=== Available records ===

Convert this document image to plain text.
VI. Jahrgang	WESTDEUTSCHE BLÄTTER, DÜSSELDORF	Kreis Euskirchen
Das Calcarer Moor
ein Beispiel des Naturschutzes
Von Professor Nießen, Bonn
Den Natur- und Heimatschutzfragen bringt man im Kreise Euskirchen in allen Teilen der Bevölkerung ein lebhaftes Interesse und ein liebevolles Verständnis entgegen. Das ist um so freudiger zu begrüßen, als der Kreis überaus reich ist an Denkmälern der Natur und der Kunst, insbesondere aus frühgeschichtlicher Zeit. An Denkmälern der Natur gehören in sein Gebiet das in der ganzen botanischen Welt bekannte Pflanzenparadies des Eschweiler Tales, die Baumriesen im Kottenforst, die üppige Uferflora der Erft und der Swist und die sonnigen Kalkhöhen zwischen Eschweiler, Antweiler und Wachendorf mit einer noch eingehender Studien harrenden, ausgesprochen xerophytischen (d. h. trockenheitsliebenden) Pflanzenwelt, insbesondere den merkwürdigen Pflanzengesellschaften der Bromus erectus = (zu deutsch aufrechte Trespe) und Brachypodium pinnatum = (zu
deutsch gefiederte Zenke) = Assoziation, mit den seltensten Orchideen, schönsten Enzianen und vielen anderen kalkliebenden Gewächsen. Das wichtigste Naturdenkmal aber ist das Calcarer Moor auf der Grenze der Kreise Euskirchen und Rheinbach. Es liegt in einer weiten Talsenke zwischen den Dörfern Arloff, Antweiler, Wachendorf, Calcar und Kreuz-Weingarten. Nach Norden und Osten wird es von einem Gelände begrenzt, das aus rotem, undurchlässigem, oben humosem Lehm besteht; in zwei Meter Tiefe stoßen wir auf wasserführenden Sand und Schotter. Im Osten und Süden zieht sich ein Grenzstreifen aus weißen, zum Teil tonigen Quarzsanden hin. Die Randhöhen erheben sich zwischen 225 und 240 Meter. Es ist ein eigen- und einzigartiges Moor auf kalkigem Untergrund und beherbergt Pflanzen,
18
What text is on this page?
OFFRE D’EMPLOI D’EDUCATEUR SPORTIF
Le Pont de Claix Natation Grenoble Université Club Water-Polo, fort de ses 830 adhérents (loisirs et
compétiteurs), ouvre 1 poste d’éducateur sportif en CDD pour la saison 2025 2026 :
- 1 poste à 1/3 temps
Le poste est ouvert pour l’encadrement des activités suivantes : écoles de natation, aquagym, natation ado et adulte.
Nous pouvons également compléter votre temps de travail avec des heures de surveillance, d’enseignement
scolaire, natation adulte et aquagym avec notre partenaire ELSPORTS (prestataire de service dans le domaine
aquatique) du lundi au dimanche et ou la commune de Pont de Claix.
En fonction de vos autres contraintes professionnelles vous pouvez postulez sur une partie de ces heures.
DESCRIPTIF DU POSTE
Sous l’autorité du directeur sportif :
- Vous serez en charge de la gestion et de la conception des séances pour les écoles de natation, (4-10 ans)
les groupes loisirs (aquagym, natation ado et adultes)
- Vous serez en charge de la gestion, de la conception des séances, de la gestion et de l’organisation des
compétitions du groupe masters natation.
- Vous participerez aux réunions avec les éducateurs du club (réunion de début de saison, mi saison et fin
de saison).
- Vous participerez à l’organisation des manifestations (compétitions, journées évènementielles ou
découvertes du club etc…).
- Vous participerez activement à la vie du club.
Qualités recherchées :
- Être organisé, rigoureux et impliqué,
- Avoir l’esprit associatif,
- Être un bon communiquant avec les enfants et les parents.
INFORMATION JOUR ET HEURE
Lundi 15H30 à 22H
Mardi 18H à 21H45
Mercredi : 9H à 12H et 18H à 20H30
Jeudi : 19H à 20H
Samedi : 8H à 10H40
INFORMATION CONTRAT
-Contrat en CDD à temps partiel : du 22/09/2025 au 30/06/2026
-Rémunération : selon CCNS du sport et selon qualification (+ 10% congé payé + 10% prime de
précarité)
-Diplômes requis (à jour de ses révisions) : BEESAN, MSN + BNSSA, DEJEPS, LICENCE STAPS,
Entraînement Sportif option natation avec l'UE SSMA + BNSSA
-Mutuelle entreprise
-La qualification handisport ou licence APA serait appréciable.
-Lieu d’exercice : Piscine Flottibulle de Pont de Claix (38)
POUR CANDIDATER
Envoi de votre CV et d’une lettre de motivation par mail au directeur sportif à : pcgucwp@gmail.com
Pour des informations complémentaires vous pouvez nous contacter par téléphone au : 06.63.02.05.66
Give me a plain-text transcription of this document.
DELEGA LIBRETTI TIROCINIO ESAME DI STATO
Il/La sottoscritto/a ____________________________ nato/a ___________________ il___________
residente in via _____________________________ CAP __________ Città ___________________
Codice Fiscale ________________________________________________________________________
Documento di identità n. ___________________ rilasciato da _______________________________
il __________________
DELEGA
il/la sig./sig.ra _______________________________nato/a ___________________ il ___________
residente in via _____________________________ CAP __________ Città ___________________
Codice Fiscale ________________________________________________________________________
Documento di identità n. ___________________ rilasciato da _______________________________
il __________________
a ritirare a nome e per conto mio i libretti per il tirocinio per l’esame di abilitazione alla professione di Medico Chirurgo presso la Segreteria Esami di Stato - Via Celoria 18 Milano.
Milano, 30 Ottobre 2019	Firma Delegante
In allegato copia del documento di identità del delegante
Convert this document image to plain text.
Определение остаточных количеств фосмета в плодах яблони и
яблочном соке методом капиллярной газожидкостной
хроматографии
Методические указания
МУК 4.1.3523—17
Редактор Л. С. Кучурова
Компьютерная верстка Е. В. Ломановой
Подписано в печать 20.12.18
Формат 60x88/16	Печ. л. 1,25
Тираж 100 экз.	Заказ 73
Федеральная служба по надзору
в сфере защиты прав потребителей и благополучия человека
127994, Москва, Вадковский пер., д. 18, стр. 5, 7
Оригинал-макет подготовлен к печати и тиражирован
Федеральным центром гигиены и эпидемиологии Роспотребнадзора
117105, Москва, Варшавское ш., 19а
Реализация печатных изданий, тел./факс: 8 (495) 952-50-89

===

#### Written task
From the records above, extract every entry verbatim.

#### Reply
Convert this document image to plain text.
VI. Jahrgang	WESTDEUTSCHE BLÄTTER, DÜSSELDORF	Kreis Euskirchen
Das Calcarer Moor
ein Beispiel des Naturschutzes
Von Professor Nießen, Bonn
Den Natur- und Heimatschutzfragen bringt man im Kreise Euskirchen in allen Teilen der Bevölkerung ein lebhaftes Interesse und ein liebevolles Verständnis entgegen. Das ist um so freudiger zu begrüßen, als der Kreis überaus reich ist an Denkmälern der Natur und der Kunst, insbesondere aus frühgeschichtlicher Zeit. An Denkmälern der Natur gehören in sein Gebiet das in der ganzen botanischen Welt bekannte Pflanzenparadies des Eschweiler Tales, die Baumriesen im Kottenforst, die üppige Uferflora der Erft und der Swist und die sonnigen Kalkhöhen zwischen Eschweiler, Antweiler und Wachendorf mit einer noch eingehender Studien harrenden, ausgesprochen xerophytischen (d. h. trockenheitsliebenden) Pflanzenwelt, insbesondere den merkwürdigen Pflanzengesellschaften der Bromus erectus = (zu deutsch aufrechte Trespe) und Brachypodium pinnatum = (zu
deutsch gefiederte Zenke) = Assoziation, mit den seltensten Orchideen, schönsten Enzianen und vielen anderen kalkliebenden Gewächsen. Das wichtigste Naturdenkmal aber ist das Calcarer Moor auf der Grenze der Kreise Euskirchen und Rheinbach. Es liegt in einer weiten Talsenke zwischen den Dörfern Arloff, Antweiler, Wachendorf, Calcar und Kreuz-Weingarten. Nach Norden und Osten wird es von einem Gelände begrenzt, das aus rotem, undurchlässigem, oben humosem Lehm besteht; in zwei Meter Tiefe stoßen wir auf wasserführenden Sand und Schotter. Im Osten und Süden zieht sich ein Grenzstreifen aus weißen, zum Teil tonigen Quarzsanden hin. Die Randhöhen erheben sich zwischen 225 und 240 Meter. Es ist ein eigen- und einzigartiges Moor auf kalkigem Untergrund und beherbergt Pflanzen,
18
What text is on this page?
OFFRE D’EMPLOI D’EDUCATEUR SPORTIF
Le Pont de Claix Natation Grenoble Université Club Water-Polo, fort de ses 830 adhérents (loisirs et
compétiteurs), ouvre 1 poste d’éducateur sportif en CDD pour la saison 2025 2026 :
- 1 poste à 1/3 temps
Le poste est ouvert pour l’encadrement des activités suivantes : écoles de natation, aquagym, natation ado et adulte.
Nous pouvons également compléter votre temps de travail avec des heures de surveillance, d’enseignement
scolaire, natation adulte et aquagym avec notre partenaire ELSPORTS (prestataire de service dans le domaine
aquatique) du lundi au dimanche et ou la commune de Pont de Claix.
En fonction de vos autres contraintes professionnelles vous pouvez postulez sur une partie de ces heures.
DESCRIPTIF DU POSTE
Sous l’autorité du directeur sportif :
- Vous serez en charge de la gestion et de la conception des séances pour les écoles de natation, (4-10 ans)
les groupes loisirs (aquagym, natation ado et adultes)
- Vous serez en charge de la gestion, de la conception des séances, de la gestion et de l’organisation des
compétitions du groupe masters natation.
- Vous participerez aux réunions avec les éducateurs du club (réunion de début de saison, mi saison et fin
de saison).
- Vous participerez à l’organisation des manifestations (compétitions, journées évènementielles ou
découvertes du club etc…).
- Vous participerez activement à la vie du club.
Qualités recherchées :
- Être organisé, rigoureux et impliqué,
- Avoir l’esprit associatif,
- Être un bon communiquant avec les enfants et les parents.
INFORMATION JOUR ET HEURE
Lundi 15H30 à 22H
Mardi 18H à 21H45
Mercredi : 9H à 12H et 18H à 20H30
Jeudi : 19H à 20H
Samedi : 8H à 10H40
INFORMATION CONTRAT
-Contrat en CDD à temps partiel : du 22/09/2025 au 30/06/2026
-Rémunération : selon CCNS du sport et selon qualification (+ 10% congé payé + 10% prime de
précarité)
-Diplômes requis (à jour de ses révisions) : BEESAN, MSN + BNSSA, DEJEPS, LICENCE STAPS,
Entraînement Sportif option natation avec l'UE SSMA + BNSSA
-Mutuelle entreprise
-La qualification handisport ou licence APA serait appréciable.
-Lieu d’exercice : Piscine Flottibulle de Pont de Claix (38)
POUR CANDIDATER
Envoi de votre CV et d’une lettre de motivation par mail au directeur sportif à : pcgucwp@gmail.com
Pour des informations complémentaires vous pouvez nous contacter par téléphone au : 06.63.02.05.66
Give me a plain-text transcription of this document.
DELEGA LIBRETTI TIROCINIO ESAME DI STATO
Il/La sottoscritto/a ____________________________ nato/a ___________________ il___________
residente in via _____________________________ CAP __________ Città ___________________
Codice Fiscale ________________________________________________________________________
Documento di identità n. ___________________ rilasciato da _______________________________
il __________________
DELEGA
il/la sig./sig.ra _______________________________nato/a ___________________ il ___________
residente in via _____________________________ CAP __________ Città ___________________
Codice Fiscale ________________________________________________________________________
Documento di identità n. ___________________ rilasciato da _______________________________
il __________________
a ritirare a nome e per conto mio i libretti per il tirocinio per l’esame di abilitazione alla professione di Medico Chirurgo presso la Segreteria Esami di Stato - Via Celoria 18 Milano.
Milano, 30 Ottobre 2019	Firma Delegante
In allegato copia del documento di identità del delegante
Convert this document image to plain text.
Определение остаточных количеств фосмета в плодах яблони и
яблочном соке методом капиллярной газожидкостной
хроматографии
Методические указания
МУК 4.1.3523—17
Редактор Л. С. Кучурова
Компьютерная верстка Е. В. Ломановой
Подписано в печать 20.12.18
Формат 60x88/16	Печ. л. 1,25
Тираж 100 экз.	Заказ 73
Федеральная служба по надзору
в сфере защиты прав потребителей и благополучия человека
127994, Москва, Вадковский пер., д. 18, стр. 5, 7
Оригинал-макет подготовлен к печати и тиражирован
Федеральным центром гигиены и эпидемиологии Роспотребнадзора
117105, Москва, Варшавское ш., 19а
Реализация печатных изданий, тел./факс: 8 (495) 952-50-89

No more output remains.